> [Material for this task]:
'''

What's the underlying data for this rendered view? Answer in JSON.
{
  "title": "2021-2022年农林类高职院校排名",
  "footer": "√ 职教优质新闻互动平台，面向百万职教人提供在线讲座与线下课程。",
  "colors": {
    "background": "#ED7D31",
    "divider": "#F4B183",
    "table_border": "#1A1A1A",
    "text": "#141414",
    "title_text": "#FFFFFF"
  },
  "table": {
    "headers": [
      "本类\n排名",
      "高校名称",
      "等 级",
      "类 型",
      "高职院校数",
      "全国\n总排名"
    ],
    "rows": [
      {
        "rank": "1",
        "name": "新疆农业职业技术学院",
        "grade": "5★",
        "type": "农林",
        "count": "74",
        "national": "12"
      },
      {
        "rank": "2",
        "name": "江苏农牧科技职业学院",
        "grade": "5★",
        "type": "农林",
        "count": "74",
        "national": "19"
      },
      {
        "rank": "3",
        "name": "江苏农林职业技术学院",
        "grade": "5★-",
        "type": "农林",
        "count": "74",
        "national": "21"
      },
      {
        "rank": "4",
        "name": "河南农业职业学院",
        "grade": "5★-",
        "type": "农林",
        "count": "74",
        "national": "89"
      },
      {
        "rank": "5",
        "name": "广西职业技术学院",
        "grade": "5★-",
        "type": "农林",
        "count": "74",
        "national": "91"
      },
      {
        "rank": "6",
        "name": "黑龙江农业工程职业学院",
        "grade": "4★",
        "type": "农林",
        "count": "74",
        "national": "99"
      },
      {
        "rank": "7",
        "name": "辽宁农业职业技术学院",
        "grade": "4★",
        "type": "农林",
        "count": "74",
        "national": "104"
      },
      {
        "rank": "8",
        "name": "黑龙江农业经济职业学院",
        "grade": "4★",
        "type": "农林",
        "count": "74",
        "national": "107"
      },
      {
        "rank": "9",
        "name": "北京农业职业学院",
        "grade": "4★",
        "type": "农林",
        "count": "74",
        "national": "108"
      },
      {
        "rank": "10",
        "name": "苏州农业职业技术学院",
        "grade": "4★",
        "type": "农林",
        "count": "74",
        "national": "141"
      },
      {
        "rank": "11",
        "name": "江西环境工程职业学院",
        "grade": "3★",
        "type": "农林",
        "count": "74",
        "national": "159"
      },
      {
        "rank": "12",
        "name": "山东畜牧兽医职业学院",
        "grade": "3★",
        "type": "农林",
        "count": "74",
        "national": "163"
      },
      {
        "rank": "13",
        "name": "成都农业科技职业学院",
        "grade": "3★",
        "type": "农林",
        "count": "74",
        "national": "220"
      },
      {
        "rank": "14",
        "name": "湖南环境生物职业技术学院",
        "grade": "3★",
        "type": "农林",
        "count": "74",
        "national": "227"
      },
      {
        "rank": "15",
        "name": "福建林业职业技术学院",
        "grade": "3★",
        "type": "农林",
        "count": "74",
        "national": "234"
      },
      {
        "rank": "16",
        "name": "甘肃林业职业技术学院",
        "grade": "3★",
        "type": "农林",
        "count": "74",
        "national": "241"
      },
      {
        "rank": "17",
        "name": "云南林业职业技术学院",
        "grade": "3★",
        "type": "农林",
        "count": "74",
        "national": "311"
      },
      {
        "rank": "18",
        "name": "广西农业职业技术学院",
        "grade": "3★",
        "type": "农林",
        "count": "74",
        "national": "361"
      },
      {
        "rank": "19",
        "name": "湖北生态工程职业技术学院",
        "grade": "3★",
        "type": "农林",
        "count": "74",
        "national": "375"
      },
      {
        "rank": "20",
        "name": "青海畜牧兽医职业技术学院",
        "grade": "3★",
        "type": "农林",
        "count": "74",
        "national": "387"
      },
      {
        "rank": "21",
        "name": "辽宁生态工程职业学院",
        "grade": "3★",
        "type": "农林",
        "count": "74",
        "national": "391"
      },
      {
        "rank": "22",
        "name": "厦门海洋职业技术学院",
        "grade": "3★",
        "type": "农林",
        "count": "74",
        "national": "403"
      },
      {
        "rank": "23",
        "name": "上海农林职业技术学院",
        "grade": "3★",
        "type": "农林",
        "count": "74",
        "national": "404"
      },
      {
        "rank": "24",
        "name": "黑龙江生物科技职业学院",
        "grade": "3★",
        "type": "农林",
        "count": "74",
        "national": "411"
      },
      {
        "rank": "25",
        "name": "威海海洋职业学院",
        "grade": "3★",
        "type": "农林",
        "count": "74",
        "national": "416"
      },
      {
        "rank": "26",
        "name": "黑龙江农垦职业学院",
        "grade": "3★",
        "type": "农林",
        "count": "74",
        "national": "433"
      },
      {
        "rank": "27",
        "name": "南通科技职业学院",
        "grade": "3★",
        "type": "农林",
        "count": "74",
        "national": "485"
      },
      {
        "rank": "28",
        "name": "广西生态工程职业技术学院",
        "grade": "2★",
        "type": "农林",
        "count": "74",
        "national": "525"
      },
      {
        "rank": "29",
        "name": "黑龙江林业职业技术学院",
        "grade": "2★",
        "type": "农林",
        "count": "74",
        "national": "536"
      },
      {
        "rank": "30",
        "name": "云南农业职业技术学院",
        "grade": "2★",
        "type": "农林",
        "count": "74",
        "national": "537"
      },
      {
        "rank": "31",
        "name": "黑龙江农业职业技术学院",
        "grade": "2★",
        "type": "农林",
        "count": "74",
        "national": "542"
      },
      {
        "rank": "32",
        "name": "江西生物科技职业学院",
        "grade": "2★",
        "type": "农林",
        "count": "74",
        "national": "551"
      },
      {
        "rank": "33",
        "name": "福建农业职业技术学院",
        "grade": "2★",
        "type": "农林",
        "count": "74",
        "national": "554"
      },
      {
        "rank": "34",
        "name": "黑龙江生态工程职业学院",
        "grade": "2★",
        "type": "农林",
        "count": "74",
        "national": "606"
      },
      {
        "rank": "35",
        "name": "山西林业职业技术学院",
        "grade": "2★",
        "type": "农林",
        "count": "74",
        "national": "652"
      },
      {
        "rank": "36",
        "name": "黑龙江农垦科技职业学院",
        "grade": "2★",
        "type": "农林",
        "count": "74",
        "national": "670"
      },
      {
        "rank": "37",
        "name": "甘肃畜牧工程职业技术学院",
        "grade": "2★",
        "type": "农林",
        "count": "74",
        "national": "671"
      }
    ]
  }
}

'''

Extract the listing in its entirety, matching it exactly.

What's the underlying data for this rendered view? Answer in JSON.
{
  "title": "2021-2022年农林类高职院校排名",
  "footer": "√ 职教优质新闻互动平台，面向百万职教人提供在线讲座与线下课程。",
  "colors": {
    "background": "#ED7D31",
    "divider": "#F4B183",
    "table_border": "#1A1A1A",
    "text": "#141414",
    "title_text": "#FFFFFF"
  },
  "table": {
    "headers": [
      "本类\n排名",
      "高校名称",
      "等 级",
      "类 型",
      "高职院校数",
      "全国\n总排名"
    ],
    "rows": [
      {
        "rank": "1",
        "name": "新疆农业职业技术学院",
        "grade": "5★",
        "type": "农林",
        "count": "74",
        "national": "12"
      },
      {
        "rank": "2",
        "name": "江苏农牧科技职业学院",
        "grade": "5★",
        "type": "农林",
        "count": "74",
        "national": "19"
      },
      {
        "rank": "3",
        "name": "江苏农林职业技术学院",
        "grade": "5★-",
        "type": "农林",
        "count": "74",
        "national": "21"
      },
      {
        "rank": "4",
        "name": "河南农业职业学院",
        "grade": "5★-",
        "type": "农林",
        "count": "74",
        "national": "89"
      },
      {
        "rank": "5",
        "name": "广西职业技术学院",
        "grade": "5★-",
        "type": "农林",
        "count": "74",
        "national": "91"
      },
      {
        "rank": "6",
        "name": "黑龙江农业工程职业学院",
        "grade": "4★",
        "type": "农林",
        "count": "74",
        "national": "99"
      },
      {
        "rank": "7",
        "name": "辽宁农业职业技术学院",
        "grade": "4★",
        "type": "农林",
        "count": "74",
        "national": "104"
      },
      {
        "rank": "8",
        "name": "黑龙江农业经济职业学院",
        "grade": "4★",
        "type": "农林",
        "count": "74",
        "national": "107"
      },
      {
        "rank": "9",
        "name": "北京农业职业学院",
        "grade": "4★",
        "type": "农林",
        "count": "74",
        "national": "108"
      },
      {
        "rank": "10",
        "name": "苏州农业职业技术学院",
        "grade": "4★",
        "type": "农林",
        "count": "74",
        "national": "141"
      },
      {
        "rank": "11",
        "name": "江西环境工程职业学院",
        "grade": "3★",
        "type": "农林",
        "count": "74",
        "national": "159"
      },
      {
        "rank": "12",
        "name": "山东畜牧兽医职业学院",
        "grade": "3★",
        "type": "农林",
        "count": "74",
        "national": "163"
      },
      {
        "rank": "13",
        "name": "成都农业科技职业学院",
        "grade": "3★",
        "type": "农林",
        "count": "74",
        "national": "220"
      },
      {
        "rank": "14",
        "name": "湖南环境生物职业技术学院",
        "grade": "3★",
        "type": "农林",
        "count": "74",
        "national": "227"
      },
      {
        "rank": "15",
        "name": "福建林业职业技术学院",
        "grade": "3★",
        "type": "农林",
        "count": "74",
        "national": "234"
      },
      {
        "rank": "16",
        "name": "甘肃林业职业技术学院",
        "grade": "3★",
        "type": "农林",
        "count": "74",
        "national": "241"
      },
      {
        "rank": "17",
        "name": "云南林业职业技术学院",
        "grade": "3★",
        "type": "农林",
        "count": "74",
        "national": "311"
      },
      {
        "rank": "18",
        "name": "广西农业职业技术学院",
        "grade": "3★",
        "type": "农林",
        "count": "74",
        "national": "361"
      },
      {
        "rank": "19",
        "name": "湖北生态工程职业技术学院",
        "grade": "3★",
        "type": "农林",
        "count": "74",
        "national": "375"
      },
      {
        "rank": "20",
        "name": "青海畜牧兽医职业技术学院",
        "grade": "3★",
        "type": "农林",
        "count": "74",
        "national": "387"
      },
      {
        "rank": "21",
        "name": "辽宁生态工程职业学院",
        "grade": "3★",
        "type": "农林",
        "count": "74",
        "national": "391"
      },
      {
        "rank": "22",
        "name": "厦门海洋职业技术学院",
        "grade": "3★",
        "type": "农林",
        "count": "74",
        "national": "403"
      },
      {
        "rank": "23",
        "name": "上海农林职业技术学院",
        "grade": "3★",
        "type": "农林",
        "count": "74",
        "national": "404"
      },
      {
        "rank": "24",
        "name": "黑龙江生物科技职业学院",
        "grade": "3★",
        "type": "农林",
        "count": "74",
        "national": "411"
      },
      {
        "rank": "25",
        "name": "威海海洋职业学院",
        "grade": "3★",
        "type": "农林",
        "count": "74",
        "national": "416"
      },
      {
        "rank": "26",
        "name": "黑龙江农垦职业学院",
        "grade": "3★",
        "type": "农林",
        "count": "74",
        "national": "433"
      },
      {
        "rank": "27",
        "name": "南通科技职业学院",
        "grade": "3★",
        "type": "农林",
        "count": "74",
        "national": "485"
      },
      {
        "rank": "28",
        "name": "广西生态工程职业技术学院",
        "grade": "2★",
        "type": "农林",
        "count": "74",
        "national": "525"
      },
      {
        "rank": "29",
        "name": "黑龙江林业职业技术学院",
        "grade": "2★",
        "type": "农林",
        "count": "74",
        "national": "536"
      },
      {
        "rank": "30",
        "name": "云南农业职业技术学院",
        "grade": "2★",
        "type": "农林",
        "count": "74",
        "national": "537"
      },
      {
        "rank": "31",
        "name": "黑龙江农业职业技术学院",
        "grade": "2★",
        "type": "农林",
        "count": "74",
        "national": "542"
      },
      {
        "rank": "32",
        "name": "江西生物科技职业学院",
        "grade": "2★",
        "type": "农林",
        "count": "74",
        "national": "551"
      },
      {
        "rank": "33",
        "name": "福建农业职业技术学院",
        "grade": "2★",
        "type": "农林",
        "count": "74",
        "national": "554"
      },
      {
        "rank": "34",
        "name": "黑龙江生态工程职业学院",
        "grade": "2★",
        "type": "农林",
        "count": "74",
        "national": "606"
      },
      {
        "rank": "35",
        "name": "山西林业职业技术学院",
        "grade": "2★",
        "type": "农林",
        "count": "74",
        "national": "652"
      },
      {
        "rank": "36",
        "name": "黑龙江农垦科技职业学院",
        "grade": "2★",
        "type": "农林",
        "count": "74",
        "national": "670"
      },
      {
        "rank": "37",
        "name": "甘肃畜牧工程职业技术学院",
        "grade": "2★",
        "type": "农林",
        "count": "74",
        "national": "671"
      }
    ]
  }
}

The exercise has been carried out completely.